DESCRIPTION OF THE TASK | Extract every line of the material that holds the string "dead".

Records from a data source
-----

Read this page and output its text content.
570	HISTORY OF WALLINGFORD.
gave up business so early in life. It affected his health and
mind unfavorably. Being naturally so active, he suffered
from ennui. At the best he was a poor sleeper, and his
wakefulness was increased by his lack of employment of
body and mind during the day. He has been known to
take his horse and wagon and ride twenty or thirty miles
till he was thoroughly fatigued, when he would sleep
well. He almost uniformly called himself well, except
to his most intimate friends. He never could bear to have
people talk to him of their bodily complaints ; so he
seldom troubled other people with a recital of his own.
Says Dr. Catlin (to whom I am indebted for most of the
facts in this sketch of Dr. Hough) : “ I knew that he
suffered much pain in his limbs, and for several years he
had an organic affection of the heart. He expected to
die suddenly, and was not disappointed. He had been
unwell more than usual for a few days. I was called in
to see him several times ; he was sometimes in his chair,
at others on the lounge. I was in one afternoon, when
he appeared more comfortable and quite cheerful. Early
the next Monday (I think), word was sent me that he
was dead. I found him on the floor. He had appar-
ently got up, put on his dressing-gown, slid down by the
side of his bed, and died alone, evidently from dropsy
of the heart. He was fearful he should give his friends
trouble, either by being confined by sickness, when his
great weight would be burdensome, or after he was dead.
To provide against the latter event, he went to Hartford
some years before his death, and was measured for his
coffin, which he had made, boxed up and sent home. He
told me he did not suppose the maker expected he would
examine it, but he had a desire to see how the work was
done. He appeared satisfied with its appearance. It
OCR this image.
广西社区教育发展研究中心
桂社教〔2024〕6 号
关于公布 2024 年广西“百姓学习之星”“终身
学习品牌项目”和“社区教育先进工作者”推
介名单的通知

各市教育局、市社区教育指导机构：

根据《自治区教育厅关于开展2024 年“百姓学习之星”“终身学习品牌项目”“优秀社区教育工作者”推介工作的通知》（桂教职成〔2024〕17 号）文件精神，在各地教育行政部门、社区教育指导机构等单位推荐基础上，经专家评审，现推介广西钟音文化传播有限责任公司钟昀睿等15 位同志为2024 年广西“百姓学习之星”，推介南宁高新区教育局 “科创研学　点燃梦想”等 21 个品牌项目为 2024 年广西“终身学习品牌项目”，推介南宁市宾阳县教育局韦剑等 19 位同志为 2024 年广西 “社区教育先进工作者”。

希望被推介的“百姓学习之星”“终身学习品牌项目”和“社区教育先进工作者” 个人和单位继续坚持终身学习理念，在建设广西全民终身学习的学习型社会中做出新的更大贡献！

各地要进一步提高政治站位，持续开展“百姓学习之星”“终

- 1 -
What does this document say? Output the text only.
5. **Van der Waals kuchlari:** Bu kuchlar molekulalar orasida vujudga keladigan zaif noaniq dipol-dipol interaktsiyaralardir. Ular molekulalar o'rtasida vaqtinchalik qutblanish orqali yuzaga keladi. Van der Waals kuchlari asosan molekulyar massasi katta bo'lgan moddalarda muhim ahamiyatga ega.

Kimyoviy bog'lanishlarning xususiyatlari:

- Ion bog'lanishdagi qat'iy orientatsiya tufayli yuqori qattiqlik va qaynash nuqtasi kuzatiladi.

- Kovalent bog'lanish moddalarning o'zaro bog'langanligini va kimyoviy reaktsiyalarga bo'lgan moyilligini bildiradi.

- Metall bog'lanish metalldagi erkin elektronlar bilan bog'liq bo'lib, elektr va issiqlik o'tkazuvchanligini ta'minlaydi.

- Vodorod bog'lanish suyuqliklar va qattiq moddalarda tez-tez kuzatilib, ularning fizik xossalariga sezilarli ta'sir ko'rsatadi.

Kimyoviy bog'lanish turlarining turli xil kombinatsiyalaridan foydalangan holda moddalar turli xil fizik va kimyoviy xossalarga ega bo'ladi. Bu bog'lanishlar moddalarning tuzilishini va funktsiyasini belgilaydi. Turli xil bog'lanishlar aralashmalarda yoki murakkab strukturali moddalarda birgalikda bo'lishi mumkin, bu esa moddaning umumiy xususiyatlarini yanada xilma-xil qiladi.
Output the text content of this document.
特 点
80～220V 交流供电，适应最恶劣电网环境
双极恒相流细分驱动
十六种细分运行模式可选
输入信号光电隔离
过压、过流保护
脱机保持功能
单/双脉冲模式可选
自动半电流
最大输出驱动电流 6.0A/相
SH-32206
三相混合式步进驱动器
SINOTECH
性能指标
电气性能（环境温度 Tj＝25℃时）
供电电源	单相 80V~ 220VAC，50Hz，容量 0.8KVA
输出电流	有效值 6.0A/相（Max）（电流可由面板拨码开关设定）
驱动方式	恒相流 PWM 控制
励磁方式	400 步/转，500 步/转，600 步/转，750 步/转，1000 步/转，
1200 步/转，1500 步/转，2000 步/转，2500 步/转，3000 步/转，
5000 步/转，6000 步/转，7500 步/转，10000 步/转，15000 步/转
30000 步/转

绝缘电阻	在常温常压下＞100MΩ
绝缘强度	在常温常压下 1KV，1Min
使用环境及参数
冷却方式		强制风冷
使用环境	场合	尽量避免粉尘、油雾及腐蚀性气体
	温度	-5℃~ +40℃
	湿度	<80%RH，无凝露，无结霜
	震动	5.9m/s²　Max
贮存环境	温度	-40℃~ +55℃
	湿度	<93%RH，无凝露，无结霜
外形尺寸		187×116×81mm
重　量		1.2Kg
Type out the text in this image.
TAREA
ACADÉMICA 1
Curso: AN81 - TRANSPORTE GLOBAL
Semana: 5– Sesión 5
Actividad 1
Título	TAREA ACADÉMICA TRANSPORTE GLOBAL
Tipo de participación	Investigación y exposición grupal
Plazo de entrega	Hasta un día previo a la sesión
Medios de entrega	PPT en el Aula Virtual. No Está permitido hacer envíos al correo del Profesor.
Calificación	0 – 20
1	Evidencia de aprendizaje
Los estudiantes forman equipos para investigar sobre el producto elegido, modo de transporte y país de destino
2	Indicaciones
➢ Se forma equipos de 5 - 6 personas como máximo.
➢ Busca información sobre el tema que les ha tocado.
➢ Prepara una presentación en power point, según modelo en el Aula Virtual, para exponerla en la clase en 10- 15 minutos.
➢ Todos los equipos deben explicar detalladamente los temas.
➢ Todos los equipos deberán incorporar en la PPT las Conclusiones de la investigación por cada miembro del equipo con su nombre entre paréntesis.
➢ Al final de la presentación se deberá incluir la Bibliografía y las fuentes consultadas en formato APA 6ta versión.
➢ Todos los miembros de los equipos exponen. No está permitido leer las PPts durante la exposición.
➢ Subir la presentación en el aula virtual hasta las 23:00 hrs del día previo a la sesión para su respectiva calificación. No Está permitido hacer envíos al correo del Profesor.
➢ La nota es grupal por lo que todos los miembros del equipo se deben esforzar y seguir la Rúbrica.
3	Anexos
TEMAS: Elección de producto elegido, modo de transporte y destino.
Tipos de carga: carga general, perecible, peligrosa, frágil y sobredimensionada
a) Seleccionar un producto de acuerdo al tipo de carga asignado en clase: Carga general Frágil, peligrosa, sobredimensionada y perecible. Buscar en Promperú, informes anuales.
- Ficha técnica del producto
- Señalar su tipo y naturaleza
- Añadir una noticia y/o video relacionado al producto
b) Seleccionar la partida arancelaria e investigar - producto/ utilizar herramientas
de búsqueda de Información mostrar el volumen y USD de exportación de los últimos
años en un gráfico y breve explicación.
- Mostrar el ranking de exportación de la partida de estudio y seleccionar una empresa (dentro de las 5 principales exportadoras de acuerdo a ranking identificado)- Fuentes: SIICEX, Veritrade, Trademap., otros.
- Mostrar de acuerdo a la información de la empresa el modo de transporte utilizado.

-----

TASK RESULT |
was dead. I found him on the floor. He had appar-
great weight would be burdensome, or after he was dead.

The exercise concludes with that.